— Start Exercise input —

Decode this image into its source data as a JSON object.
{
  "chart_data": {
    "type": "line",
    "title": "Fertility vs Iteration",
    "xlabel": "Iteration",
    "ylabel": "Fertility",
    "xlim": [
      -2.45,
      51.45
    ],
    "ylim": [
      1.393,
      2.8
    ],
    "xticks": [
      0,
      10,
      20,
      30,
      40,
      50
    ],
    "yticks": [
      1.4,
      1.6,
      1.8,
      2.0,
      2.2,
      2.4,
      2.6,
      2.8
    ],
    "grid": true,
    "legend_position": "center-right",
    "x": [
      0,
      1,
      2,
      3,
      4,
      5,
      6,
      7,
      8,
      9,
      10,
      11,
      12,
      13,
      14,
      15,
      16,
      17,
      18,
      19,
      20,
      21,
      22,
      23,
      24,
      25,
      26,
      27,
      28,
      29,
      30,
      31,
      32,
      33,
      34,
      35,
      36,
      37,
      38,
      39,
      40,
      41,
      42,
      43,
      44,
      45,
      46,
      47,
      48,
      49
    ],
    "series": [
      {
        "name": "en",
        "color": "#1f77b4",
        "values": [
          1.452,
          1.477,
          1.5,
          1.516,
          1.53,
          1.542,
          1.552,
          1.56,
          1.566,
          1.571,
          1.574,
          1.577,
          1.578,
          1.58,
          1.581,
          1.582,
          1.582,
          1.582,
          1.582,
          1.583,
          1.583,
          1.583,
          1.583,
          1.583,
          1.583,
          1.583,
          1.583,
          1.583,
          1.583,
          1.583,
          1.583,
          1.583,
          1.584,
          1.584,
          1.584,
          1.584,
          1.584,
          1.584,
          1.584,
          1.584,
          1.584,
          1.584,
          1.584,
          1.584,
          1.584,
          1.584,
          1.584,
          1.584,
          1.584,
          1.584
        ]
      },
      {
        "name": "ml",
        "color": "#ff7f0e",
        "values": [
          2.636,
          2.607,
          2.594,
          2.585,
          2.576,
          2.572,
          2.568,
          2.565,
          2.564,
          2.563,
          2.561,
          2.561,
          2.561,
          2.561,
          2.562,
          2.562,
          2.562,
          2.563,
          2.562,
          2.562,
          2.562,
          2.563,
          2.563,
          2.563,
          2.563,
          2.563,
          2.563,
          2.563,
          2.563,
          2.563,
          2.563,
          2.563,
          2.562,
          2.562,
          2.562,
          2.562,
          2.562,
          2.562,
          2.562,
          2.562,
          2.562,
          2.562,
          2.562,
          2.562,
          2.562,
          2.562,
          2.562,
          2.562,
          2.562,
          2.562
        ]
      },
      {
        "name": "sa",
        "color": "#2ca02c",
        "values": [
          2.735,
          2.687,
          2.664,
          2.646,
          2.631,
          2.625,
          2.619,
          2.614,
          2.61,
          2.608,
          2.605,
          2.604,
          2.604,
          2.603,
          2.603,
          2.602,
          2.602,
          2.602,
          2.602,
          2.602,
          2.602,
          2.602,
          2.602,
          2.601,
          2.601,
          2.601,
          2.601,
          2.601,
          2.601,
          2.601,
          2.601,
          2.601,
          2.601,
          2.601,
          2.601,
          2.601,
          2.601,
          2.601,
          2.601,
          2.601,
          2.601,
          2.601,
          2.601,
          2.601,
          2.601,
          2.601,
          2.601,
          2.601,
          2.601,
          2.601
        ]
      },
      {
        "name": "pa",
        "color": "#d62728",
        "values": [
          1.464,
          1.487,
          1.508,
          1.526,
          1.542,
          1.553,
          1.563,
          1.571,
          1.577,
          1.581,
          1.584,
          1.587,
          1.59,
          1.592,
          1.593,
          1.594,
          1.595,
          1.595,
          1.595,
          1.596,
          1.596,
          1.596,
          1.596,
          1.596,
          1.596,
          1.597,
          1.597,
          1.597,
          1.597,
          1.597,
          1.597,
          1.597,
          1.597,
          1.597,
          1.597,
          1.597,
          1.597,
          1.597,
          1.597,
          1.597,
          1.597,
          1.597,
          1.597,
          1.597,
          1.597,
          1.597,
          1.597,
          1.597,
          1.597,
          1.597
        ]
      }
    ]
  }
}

— End Exercise input —

- _Instructions for the task_
Go through the records above and copy every line with the word "Iteration".

- _Exercise output_
    "title": "Fertility vs Iteration",
    "xlabel": "Iteration",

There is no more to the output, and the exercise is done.